## Start RECORD EXCERPTS

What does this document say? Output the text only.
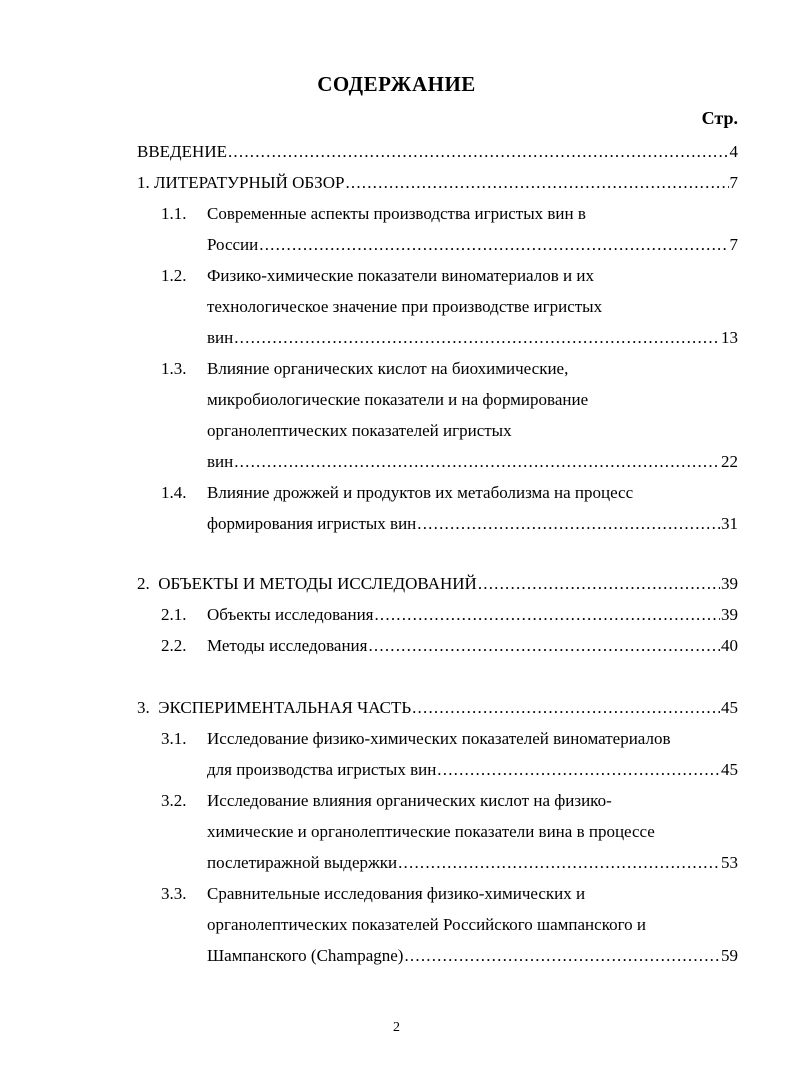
СОДЕРЖАНИЕ
Стр.
ВВЕДЕНИЕ .....	4
1. ЛИТЕРАТУРНЫЙ ОБЗОР .....	7
1.1. Современные аспекты производства игристых вин в
России .....	7
1.2. Физико-химические показатели виноматериалов и их
технологическое значение при производстве игристых
вин .....	13
1.3. Влияние органических кислот на биохимические,
микробиологические показатели и на формирование
органолептических показателей игристых
вин .....	22
1.4. Влияние дрожжей и продуктов их метаболизма на процесс
формирования игристых вин .....	31
2.  ОБЪЕКТЫ И МЕТОДЫ ИССЛЕДОВАНИЙ .....	39
2.1. Объекты исследования .....	39
2.2. Методы исследования .....	40
3.  ЭКСПЕРИМЕНТАЛЬНАЯ ЧАСТЬ .....	45
3.1. Исследование физико-химических показателей виноматериалов
для производства игристых вин .....	45
3.2. Исследование влияния органических кислот на физико-
химические и органолептические показатели вина в процессе
послетиражной выдержки .....	53
3.3. Сравнительные исследования физико-химических и
органолептических показателей Российского шампанского и
Шампанского (Champagne) .....	59
2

## End RECORD EXCERPTS

> **PROBLEM STATEMENT**: Go through the entries above and print each one exactly, minus the pictures.

> **THE REPLY**:
What does this document say? Output the text only.
СОДЕРЖАНИЕ
Стр.
ВВЕДЕНИЕ .....	4
1. ЛИТЕРАТУРНЫЙ ОБЗОР .....	7
1.1. Современные аспекты производства игристых вин в
России .....	7
1.2. Физико-химические показатели виноматериалов и их
технологическое значение при производстве игристых
вин .....	13
1.3. Влияние органических кислот на биохимические,
микробиологические показатели и на формирование
органолептических показателей игристых
вин .....	22
1.4. Влияние дрожжей и продуктов их метаболизма на процесс
формирования игристых вин .....	31
2.  ОБЪЕКТЫ И МЕТОДЫ ИССЛЕДОВАНИЙ .....	39
2.1. Объекты исследования .....	39
2.2. Методы исследования .....	40
3.  ЭКСПЕРИМЕНТАЛЬНАЯ ЧАСТЬ .....	45
3.1. Исследование физико-химических показателей виноматериалов
для производства игристых вин .....	45
3.2. Исследование влияния органических кислот на физико-
химические и органолептические показатели вина в процессе
послетиражной выдержки .....	53
3.3. Сравнительные исследования физико-химических и
органолептических показателей Российского шампанского и
Шампанского (Champagne) .....	59
2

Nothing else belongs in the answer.